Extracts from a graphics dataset
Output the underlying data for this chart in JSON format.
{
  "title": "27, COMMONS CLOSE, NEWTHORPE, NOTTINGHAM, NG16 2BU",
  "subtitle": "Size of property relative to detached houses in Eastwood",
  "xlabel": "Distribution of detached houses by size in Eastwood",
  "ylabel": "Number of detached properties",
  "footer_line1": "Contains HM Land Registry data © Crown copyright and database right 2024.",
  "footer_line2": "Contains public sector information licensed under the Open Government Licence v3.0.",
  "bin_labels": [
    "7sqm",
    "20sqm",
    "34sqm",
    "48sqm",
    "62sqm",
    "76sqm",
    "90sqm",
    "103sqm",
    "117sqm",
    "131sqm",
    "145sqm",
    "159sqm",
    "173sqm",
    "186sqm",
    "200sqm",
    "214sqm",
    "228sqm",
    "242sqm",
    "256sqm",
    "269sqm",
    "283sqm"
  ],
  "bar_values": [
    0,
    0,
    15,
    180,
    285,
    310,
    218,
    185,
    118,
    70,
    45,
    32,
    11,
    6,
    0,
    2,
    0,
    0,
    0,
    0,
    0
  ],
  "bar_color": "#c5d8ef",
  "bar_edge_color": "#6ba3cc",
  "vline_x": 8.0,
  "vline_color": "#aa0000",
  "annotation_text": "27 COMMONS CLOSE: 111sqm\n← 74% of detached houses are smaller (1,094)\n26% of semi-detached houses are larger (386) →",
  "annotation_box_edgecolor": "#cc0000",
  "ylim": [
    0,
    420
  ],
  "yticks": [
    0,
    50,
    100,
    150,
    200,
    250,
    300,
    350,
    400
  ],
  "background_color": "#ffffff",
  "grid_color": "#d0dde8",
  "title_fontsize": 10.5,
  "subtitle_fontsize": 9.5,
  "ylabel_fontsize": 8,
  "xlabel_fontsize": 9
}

=== WORK TO BE COMPLETED ===
From the records above, extract every entry verbatim.

=== RESPONSE BELOW ===
Output the underlying data for this chart in JSON format.
{
  "title": "27, COMMONS CLOSE, NEWTHORPE, NOTTINGHAM, NG16 2BU",
  "subtitle": "Size of property relative to detached houses in Eastwood",
  "xlabel": "Distribution of detached houses by size in Eastwood",
  "ylabel": "Number of detached properties",
  "footer_line1": "Contains HM Land Registry data © Crown copyright and database right 2024.",
  "footer_line2": "Contains public sector information licensed under the Open Government Licence v3.0.",
  "bin_labels": [
    "7sqm",
    "20sqm",
    "34sqm",
    "48sqm",
    "62sqm",
    "76sqm",
    "90sqm",
    "103sqm",
    "117sqm",
    "131sqm",
    "145sqm",
    "159sqm",
    "173sqm",
    "186sqm",
    "200sqm",
    "214sqm",
    "228sqm",
    "242sqm",
    "256sqm",
    "269sqm",
    "283sqm"
  ],
  "bar_values": [
    0,
    0,
    15,
    180,
    285,
    310,
    218,
    185,
    118,
    70,
    45,
    32,
    11,
    6,
    0,
    2,
    0,
    0,
    0,
    0,
    0
  ],
  "bar_color": "#c5d8ef",
  "bar_edge_color": "#6ba3cc",
  "vline_x": 8.0,
  "vline_color": "#aa0000",
  "annotation_text": "27 COMMONS CLOSE: 111sqm\n← 74% of detached houses are smaller (1,094)\n26% of semi-detached houses are larger (386) →",
  "annotation_box_edgecolor": "#cc0000",
  "ylim": [
    0,
    420
  ],
  "yticks": [
    0,
    50,
    100,
    150,
    200,
    250,
    300,
    350,
    400
  ],
  "background_color": "#ffffff",
  "grid_color": "#d0dde8",
  "title_fontsize": 10.5,
  "subtitle_fontsize": 9.5,
  "ylabel_fontsize": 8,
  "xlabel_fontsize": 9
}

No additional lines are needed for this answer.